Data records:
%%

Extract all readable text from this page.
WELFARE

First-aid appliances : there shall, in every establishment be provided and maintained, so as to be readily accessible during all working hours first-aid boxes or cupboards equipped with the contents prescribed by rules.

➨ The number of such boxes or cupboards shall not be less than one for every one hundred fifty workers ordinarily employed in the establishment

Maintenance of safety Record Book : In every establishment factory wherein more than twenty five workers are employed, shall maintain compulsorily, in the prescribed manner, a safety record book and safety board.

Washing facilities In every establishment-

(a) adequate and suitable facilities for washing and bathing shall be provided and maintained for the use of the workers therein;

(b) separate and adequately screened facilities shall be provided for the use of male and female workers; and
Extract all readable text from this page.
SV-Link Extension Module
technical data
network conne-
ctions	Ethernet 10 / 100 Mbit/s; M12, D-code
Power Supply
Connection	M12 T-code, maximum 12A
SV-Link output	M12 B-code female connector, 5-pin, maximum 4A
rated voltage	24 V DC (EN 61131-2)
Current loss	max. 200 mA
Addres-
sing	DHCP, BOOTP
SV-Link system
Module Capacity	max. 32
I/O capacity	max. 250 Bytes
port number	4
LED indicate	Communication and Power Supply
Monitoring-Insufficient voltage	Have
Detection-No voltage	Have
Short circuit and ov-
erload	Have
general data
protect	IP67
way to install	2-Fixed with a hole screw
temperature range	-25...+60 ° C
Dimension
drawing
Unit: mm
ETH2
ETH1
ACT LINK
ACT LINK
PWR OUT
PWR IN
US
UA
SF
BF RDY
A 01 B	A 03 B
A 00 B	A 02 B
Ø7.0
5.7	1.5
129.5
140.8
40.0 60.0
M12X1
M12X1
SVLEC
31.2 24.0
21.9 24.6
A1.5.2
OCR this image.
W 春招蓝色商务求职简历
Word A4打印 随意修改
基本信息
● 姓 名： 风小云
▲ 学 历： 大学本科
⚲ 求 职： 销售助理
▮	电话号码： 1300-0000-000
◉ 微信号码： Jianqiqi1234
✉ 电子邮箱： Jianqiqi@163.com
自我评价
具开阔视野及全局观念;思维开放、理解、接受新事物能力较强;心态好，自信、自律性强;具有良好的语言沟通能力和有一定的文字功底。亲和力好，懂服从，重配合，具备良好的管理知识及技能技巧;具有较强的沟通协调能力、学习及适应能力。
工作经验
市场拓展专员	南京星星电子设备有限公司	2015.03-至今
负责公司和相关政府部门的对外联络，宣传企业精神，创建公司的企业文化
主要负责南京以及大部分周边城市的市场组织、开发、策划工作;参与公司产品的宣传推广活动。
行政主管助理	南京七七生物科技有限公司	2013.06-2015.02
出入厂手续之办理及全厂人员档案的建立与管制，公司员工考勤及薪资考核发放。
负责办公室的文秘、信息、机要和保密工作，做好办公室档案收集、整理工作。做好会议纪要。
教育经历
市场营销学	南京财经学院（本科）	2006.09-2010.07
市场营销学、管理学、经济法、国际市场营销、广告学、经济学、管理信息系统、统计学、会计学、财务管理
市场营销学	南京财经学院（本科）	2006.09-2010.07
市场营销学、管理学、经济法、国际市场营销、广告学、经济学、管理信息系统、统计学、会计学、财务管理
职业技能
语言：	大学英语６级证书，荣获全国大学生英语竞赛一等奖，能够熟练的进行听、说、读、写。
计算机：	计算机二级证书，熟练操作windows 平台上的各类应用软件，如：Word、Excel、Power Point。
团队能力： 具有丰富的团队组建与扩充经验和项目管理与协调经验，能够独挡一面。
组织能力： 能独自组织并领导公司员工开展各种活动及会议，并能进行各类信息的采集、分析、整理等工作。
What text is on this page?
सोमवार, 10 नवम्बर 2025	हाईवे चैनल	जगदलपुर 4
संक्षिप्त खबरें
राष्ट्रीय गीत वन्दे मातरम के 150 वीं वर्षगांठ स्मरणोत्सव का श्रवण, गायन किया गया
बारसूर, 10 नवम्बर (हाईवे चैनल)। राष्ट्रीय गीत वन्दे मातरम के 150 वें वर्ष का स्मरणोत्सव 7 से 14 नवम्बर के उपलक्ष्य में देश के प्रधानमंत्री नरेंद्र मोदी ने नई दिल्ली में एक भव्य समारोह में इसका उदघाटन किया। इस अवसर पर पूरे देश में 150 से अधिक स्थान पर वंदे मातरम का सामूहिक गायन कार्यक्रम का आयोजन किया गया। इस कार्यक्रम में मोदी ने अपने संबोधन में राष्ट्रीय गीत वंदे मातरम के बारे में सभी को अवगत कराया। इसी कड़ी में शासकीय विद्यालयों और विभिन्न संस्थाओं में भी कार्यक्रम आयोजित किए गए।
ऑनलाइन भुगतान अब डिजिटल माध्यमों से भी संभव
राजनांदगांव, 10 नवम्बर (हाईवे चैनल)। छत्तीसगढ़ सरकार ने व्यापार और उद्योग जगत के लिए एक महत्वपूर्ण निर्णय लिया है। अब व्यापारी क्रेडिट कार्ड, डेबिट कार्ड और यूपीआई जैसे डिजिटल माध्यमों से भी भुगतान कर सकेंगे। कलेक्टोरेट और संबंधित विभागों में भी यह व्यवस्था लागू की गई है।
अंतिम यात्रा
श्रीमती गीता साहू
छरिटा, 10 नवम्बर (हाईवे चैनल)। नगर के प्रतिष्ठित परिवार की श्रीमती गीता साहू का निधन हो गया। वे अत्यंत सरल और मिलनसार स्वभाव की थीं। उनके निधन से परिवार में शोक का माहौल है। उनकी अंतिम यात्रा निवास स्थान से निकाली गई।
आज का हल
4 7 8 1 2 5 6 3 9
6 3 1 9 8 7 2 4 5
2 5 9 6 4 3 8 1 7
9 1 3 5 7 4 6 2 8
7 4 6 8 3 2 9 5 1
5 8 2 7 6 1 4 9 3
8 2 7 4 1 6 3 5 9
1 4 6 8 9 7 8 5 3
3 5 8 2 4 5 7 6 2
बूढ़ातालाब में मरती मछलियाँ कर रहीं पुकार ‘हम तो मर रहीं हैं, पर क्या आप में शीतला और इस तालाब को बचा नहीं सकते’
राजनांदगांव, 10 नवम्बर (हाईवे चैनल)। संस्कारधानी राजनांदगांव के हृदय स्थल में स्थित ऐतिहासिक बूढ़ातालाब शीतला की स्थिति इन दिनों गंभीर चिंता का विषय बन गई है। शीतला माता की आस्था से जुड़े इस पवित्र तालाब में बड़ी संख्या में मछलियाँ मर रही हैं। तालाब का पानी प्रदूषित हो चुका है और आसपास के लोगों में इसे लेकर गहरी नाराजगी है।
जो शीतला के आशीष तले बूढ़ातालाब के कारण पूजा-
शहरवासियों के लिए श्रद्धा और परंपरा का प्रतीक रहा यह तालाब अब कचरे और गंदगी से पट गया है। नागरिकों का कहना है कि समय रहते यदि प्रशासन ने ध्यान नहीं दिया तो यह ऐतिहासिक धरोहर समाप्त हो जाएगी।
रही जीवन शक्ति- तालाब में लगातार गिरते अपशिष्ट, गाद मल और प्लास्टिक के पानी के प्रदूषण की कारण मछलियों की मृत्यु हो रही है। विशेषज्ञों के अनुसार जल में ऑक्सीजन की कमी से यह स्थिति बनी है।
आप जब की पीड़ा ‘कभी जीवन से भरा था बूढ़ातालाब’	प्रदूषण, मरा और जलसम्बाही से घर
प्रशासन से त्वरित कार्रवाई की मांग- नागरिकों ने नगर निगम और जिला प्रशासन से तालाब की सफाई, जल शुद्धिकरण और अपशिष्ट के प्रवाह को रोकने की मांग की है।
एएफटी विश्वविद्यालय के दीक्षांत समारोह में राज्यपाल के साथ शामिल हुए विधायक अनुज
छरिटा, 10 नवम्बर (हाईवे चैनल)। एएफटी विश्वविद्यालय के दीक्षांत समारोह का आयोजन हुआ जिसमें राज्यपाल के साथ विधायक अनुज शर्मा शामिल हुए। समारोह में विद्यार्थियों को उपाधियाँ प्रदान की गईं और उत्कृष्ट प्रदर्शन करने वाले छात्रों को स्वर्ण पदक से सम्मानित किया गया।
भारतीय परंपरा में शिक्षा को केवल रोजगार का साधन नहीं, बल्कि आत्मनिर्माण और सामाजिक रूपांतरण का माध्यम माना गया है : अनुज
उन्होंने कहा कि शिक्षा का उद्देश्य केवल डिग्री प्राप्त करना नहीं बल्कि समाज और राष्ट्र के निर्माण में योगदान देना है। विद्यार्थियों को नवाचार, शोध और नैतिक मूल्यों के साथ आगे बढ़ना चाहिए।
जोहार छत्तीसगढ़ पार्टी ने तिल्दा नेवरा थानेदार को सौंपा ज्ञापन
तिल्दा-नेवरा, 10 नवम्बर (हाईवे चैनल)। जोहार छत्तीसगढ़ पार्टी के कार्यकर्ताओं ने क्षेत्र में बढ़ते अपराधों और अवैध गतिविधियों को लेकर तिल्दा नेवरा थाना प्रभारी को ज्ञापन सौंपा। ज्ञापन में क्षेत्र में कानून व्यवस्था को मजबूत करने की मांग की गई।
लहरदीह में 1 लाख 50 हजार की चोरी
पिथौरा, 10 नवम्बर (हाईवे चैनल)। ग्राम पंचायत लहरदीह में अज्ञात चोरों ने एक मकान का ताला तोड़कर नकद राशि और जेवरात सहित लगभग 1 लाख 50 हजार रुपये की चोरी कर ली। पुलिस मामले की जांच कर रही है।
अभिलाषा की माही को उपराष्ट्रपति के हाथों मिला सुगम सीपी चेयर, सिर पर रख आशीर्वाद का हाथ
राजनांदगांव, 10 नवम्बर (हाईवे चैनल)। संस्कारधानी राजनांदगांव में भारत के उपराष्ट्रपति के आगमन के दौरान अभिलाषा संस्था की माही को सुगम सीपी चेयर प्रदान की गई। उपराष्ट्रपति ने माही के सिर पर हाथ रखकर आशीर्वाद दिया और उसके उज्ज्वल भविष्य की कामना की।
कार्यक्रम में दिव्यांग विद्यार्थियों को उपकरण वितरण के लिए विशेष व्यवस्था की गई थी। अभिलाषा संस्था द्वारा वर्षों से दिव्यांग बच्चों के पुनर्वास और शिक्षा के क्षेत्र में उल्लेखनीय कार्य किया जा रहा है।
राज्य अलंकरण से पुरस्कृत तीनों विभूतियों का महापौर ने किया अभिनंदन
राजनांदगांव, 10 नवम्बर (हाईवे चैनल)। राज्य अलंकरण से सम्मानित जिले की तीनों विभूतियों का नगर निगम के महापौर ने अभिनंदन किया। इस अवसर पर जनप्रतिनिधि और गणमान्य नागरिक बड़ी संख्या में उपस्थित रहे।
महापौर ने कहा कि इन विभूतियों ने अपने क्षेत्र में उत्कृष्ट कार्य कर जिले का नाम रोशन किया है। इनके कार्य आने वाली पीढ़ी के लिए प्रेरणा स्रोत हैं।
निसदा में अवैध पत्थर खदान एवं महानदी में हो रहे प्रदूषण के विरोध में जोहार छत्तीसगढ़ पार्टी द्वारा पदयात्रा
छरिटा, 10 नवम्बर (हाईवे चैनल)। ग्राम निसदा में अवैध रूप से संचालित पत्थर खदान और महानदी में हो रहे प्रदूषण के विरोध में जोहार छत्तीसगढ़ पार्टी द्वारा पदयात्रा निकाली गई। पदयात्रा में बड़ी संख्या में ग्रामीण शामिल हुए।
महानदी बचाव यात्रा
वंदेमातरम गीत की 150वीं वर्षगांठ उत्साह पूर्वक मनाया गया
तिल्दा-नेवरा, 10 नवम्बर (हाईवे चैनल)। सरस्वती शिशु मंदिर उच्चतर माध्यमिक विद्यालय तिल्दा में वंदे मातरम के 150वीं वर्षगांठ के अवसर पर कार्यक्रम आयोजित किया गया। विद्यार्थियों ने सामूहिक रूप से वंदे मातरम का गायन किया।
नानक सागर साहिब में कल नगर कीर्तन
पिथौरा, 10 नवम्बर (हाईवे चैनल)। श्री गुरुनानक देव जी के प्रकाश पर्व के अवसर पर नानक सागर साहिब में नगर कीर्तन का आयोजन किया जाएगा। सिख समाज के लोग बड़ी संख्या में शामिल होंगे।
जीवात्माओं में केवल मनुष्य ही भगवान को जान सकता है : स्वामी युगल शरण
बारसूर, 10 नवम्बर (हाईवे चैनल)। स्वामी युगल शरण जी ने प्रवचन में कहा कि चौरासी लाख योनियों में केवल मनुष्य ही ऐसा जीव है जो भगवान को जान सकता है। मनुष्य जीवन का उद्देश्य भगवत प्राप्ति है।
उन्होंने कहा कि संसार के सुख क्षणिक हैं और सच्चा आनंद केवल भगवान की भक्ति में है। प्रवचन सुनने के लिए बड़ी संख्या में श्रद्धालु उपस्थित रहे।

%%

Read the data above. Pull out each line in which the string "Have" appears.

Monitoring-Insufficient voltage	Have
Detection-No voltage	Have
erload	Have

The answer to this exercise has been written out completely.